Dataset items
============================================================
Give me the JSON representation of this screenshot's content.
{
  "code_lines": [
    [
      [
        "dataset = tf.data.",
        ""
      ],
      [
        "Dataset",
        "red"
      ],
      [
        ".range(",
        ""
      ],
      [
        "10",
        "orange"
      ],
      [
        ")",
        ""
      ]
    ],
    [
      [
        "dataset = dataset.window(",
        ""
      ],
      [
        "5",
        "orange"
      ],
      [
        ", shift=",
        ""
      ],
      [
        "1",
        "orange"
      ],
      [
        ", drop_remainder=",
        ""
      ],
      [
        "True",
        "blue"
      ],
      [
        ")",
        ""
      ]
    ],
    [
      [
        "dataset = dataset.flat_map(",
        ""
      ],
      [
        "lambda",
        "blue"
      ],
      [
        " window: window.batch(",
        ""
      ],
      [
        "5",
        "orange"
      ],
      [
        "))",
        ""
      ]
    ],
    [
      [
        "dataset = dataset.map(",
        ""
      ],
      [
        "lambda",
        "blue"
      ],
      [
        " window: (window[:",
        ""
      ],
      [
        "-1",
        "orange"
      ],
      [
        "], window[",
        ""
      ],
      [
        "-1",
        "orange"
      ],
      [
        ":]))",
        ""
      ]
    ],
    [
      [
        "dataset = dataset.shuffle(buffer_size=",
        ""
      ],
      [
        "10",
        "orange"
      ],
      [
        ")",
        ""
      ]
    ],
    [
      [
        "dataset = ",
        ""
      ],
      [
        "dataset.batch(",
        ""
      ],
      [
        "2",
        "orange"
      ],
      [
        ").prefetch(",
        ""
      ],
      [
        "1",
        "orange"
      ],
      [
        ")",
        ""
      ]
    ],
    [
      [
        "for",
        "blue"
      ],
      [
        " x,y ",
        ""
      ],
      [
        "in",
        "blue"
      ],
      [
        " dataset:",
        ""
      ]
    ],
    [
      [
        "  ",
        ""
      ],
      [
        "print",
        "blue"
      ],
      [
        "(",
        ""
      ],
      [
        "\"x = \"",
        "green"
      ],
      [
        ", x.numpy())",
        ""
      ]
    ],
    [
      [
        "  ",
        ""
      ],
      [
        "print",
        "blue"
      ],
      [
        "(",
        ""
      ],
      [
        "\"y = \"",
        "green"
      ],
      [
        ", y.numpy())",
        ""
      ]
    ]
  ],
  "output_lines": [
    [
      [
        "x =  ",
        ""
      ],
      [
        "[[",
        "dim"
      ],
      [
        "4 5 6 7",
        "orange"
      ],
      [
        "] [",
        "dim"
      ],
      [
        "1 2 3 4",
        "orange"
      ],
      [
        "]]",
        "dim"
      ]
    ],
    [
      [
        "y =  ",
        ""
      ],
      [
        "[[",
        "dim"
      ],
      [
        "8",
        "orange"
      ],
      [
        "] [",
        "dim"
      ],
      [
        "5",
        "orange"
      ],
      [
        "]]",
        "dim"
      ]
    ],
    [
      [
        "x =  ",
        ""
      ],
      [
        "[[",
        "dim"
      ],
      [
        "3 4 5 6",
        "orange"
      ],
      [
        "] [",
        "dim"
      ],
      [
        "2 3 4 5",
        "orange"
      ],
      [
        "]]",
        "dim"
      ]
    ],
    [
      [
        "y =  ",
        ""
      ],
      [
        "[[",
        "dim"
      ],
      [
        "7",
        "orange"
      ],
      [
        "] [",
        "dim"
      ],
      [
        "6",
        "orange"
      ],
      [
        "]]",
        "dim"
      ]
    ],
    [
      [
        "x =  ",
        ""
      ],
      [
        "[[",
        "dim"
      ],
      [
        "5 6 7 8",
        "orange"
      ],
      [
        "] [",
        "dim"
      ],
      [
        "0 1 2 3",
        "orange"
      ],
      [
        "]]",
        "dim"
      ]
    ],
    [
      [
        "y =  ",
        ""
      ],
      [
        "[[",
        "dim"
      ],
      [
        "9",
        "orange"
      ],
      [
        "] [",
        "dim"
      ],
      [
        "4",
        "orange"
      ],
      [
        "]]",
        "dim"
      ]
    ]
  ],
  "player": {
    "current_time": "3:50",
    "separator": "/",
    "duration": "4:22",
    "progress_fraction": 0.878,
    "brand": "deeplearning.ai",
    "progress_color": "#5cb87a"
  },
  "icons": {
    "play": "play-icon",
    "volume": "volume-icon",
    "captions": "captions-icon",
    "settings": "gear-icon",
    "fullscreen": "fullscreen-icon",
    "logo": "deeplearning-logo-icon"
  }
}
============================================================
# Problem requirements
Copy the records above exactly.

# The response
Give me the JSON representation of this screenshot's content.
{
  "code_lines": [
    [
      [
        "dataset = tf.data.",
        ""
      ],
      [
        "Dataset",
        "red"
      ],
      [
        ".range(",
        ""
      ],
      [
        "10",
        "orange"
      ],
      [
        ")",
        ""
      ]
    ],
    [
      [
        "dataset = dataset.window(",
        ""
      ],
      [
        "5",
        "orange"
      ],
      [
        ", shift=",
        ""
      ],
      [
        "1",
        "orange"
      ],
      [
        ", drop_remainder=",
        ""
      ],
      [
        "True",
        "blue"
      ],
      [
        ")",
        ""
      ]
    ],
    [
      [
        "dataset = dataset.flat_map(",
        ""
      ],
      [
        "lambda",
        "blue"
      ],
      [
        " window: window.batch(",
        ""
      ],
      [
        "5",
        "orange"
      ],
      [
        "))",
        ""
      ]
    ],
    [
      [
        "dataset = dataset.map(",
        ""
      ],
      [
        "lambda",
        "blue"
      ],
      [
        " window: (window[:",
        ""
      ],
      [
        "-1",
        "orange"
      ],
      [
        "], window[",
        ""
      ],
      [
        "-1",
        "orange"
      ],
      [
        ":]))",
        ""
      ]
    ],
    [
      [
        "dataset = dataset.shuffle(buffer_size=",
        ""
      ],
      [
        "10",
        "orange"
      ],
      [
        ")",
        ""
      ]
    ],
    [
      [
        "dataset = ",
        ""
      ],
      [
        "dataset.batch(",
        ""
      ],
      [
        "2",
        "orange"
      ],
      [
        ").prefetch(",
        ""
      ],
      [
        "1",
        "orange"
      ],
      [
        ")",
        ""
      ]
    ],
    [
      [
        "for",
        "blue"
      ],
      [
        " x,y ",
        ""
      ],
      [
        "in",
        "blue"
      ],
      [
        " dataset:",
        ""
      ]
    ],
    [
      [
        "  ",
        ""
      ],
      [
        "print",
        "blue"
      ],
      [
        "(",
        ""
      ],
      [
        "\"x = \"",
        "green"
      ],
      [
        ", x.numpy())",
        ""
      ]
    ],
    [
      [
        "  ",
        ""
      ],
      [
        "print",
        "blue"
      ],
      [
        "(",
        ""
      ],
      [
        "\"y = \"",
        "green"
      ],
      [
        ", y.numpy())",
        ""
      ]
    ]
  ],
  "output_lines": [
    [
      [
        "x =  ",
        ""
      ],
      [
        "[[",
        "dim"
      ],
      [
        "4 5 6 7",
        "orange"
      ],
      [
        "] [",
        "dim"
      ],
      [
        "1 2 3 4",
        "orange"
      ],
      [
        "]]",
        "dim"
      ]
    ],
    [
      [
        "y =  ",
        ""
      ],
      [
        "[[",
        "dim"
      ],
      [
        "8",
        "orange"
      ],
      [
        "] [",
        "dim"
      ],
      [
        "5",
        "orange"
      ],
      [
        "]]",
        "dim"
      ]
    ],
    [
      [
        "x =  ",
        ""
      ],
      [
        "[[",
        "dim"
      ],
      [
        "3 4 5 6",
        "orange"
      ],
      [
        "] [",
        "dim"
      ],
      [
        "2 3 4 5",
        "orange"
      ],
      [
        "]]",
        "dim"
      ]
    ],
    [
      [
        "y =  ",
        ""
      ],
      [
        "[[",
        "dim"
      ],
      [
        "7",
        "orange"
      ],
      [
        "] [",
        "dim"
      ],
      [
        "6",
        "orange"
      ],
      [
        "]]",
        "dim"
      ]
    ],
    [
      [
        "x =  ",
        ""
      ],
      [
        "[[",
        "dim"
      ],
      [
        "5 6 7 8",
        "orange"
      ],
      [
        "] [",
        "dim"
      ],
      [
        "0 1 2 3",
        "orange"
      ],
      [
        "]]",
        "dim"
      ]
    ],
    [
      [
        "y =  ",
        ""
      ],
      [
        "[[",
        "dim"
      ],
      [
        "9",
        "orange"
      ],
      [
        "] [",
        "dim"
      ],
      [
        "4",
        "orange"
      ],
      [
        "]]",
        "dim"
      ]
    ]
  ],
  "player": {
    "current_time": "3:50",
    "separator": "/",
    "duration": "4:22",
    "progress_fraction": 0.878,
    "brand": "deeplearning.ai",
    "progress_color": "#5cb87a"
  },
  "icons": {
    "play": "play-icon",
    "volume": "volume-icon",
    "captions": "captions-icon",
    "settings": "gear-icon",
    "fullscreen": "fullscreen-icon",
    "logo": "deeplearning-logo-icon"
  }
}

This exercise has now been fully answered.